_SHORT PROBLEM:_
Locate all lines in the data below that hold "Hear" and show them.

Dataset records
____

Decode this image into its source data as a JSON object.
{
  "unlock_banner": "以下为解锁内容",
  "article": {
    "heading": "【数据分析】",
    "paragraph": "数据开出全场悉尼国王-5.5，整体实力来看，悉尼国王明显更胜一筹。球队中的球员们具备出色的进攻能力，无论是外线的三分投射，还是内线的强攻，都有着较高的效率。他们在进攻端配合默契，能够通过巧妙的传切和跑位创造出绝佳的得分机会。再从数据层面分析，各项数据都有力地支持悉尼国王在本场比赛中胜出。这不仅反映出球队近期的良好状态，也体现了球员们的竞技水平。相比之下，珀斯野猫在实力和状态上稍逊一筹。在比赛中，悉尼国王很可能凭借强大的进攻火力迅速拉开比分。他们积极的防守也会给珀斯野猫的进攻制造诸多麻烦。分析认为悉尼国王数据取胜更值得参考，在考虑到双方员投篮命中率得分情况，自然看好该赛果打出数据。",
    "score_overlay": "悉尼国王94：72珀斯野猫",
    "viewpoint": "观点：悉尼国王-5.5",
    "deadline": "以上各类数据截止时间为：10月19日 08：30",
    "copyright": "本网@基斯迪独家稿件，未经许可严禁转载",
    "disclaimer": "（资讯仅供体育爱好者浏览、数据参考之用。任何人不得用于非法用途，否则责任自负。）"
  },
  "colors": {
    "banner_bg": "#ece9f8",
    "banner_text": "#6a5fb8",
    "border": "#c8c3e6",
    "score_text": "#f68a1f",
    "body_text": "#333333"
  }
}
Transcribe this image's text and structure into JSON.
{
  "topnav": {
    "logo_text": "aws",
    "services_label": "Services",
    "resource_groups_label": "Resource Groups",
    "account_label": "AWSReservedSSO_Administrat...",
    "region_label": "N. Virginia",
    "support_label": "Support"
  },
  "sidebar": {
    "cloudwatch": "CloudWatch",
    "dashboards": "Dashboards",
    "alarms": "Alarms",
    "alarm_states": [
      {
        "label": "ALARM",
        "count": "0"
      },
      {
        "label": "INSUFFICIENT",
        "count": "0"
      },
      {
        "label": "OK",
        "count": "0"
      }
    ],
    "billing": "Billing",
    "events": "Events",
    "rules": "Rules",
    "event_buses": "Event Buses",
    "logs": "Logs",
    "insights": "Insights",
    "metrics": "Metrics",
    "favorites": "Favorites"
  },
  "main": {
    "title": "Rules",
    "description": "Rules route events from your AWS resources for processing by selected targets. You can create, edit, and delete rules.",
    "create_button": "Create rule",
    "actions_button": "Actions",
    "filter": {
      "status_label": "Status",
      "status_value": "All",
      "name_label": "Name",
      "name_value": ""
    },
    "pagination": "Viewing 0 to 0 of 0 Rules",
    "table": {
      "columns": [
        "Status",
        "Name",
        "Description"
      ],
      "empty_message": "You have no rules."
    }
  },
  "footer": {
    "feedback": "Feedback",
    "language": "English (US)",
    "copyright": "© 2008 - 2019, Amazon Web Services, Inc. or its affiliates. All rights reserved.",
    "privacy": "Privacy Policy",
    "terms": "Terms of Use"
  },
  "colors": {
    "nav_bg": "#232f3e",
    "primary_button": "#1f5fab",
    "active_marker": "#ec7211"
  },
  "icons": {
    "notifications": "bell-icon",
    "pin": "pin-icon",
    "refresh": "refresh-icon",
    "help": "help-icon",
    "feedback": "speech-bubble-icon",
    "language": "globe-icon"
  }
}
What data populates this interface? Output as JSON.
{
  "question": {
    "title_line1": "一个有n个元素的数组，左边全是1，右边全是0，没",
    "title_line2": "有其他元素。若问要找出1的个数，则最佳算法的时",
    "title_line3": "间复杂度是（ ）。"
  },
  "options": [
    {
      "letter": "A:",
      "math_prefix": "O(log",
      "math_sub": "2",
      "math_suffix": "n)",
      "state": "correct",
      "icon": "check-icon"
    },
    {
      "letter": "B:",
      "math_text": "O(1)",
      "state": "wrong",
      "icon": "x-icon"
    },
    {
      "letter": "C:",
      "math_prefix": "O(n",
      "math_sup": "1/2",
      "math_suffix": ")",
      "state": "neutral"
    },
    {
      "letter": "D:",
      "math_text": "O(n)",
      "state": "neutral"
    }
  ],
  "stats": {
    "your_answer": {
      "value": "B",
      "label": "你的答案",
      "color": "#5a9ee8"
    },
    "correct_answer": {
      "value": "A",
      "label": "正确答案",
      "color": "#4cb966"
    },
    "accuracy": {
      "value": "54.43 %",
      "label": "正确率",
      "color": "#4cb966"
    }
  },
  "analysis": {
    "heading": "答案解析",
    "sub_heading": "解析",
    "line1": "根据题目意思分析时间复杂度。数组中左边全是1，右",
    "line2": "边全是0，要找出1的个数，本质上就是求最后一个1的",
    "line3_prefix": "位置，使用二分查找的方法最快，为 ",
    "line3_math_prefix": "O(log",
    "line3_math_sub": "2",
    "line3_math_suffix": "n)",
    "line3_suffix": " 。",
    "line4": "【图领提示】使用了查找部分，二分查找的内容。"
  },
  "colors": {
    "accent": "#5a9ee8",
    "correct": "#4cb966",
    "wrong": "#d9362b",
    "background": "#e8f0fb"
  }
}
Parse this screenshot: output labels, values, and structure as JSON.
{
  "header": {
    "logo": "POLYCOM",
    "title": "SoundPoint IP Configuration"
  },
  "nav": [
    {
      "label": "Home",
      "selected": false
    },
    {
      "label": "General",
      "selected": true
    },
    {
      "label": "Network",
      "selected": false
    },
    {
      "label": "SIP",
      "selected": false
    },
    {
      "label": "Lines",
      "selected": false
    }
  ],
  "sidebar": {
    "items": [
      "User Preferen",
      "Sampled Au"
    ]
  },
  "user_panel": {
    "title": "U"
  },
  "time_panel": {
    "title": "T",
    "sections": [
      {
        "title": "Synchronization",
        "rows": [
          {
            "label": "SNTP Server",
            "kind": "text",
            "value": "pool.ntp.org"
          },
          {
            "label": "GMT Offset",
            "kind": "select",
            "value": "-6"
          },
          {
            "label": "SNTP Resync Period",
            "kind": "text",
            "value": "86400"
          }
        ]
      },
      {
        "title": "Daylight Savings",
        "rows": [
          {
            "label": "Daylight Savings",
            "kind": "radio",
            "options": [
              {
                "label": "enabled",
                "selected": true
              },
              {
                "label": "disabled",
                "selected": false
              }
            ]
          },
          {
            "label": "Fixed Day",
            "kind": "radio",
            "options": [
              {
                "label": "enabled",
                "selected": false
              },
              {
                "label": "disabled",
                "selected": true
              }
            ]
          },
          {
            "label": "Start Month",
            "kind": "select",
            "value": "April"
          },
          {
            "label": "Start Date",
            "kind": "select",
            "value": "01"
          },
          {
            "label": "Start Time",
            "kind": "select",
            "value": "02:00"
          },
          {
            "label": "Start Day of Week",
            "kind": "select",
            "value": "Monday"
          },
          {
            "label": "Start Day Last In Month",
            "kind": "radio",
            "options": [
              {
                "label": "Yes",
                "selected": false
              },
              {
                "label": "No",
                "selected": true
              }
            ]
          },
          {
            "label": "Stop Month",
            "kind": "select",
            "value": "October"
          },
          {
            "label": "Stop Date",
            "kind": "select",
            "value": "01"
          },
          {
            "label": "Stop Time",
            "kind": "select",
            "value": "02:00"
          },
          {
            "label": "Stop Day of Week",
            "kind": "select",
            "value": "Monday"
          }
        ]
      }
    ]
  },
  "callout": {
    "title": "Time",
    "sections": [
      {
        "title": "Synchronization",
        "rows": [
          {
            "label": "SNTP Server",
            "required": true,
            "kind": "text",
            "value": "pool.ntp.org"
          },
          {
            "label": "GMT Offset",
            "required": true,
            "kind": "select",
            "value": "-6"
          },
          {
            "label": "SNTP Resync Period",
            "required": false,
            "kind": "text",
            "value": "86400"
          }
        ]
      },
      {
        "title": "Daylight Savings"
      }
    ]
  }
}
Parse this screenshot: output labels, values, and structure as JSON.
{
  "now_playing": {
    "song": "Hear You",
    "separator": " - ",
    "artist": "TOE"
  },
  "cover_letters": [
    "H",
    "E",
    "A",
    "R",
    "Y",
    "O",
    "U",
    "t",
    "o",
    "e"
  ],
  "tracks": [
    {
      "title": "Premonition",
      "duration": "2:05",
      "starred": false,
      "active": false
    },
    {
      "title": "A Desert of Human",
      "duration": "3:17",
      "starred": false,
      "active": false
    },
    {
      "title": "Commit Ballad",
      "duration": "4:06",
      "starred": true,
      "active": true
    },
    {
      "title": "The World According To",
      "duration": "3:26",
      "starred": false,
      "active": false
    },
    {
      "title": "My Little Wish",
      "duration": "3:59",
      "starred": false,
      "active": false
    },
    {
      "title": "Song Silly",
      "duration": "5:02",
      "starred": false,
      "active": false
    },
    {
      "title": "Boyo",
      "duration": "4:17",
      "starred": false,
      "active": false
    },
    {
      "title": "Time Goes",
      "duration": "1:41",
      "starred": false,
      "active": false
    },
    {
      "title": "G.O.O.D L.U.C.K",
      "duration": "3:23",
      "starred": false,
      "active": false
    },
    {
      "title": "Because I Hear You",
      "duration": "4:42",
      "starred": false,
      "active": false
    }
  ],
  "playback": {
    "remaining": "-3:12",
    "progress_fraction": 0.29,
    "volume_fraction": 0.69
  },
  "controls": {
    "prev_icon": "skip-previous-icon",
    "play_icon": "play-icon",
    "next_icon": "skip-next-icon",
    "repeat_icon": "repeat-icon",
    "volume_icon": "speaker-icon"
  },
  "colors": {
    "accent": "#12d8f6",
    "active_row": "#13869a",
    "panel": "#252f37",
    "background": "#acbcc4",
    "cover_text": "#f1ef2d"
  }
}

____

_OUTPUT FOR THIS EXERCISE:_
    "song": "Hear You",
      "title": "Because I Hear You",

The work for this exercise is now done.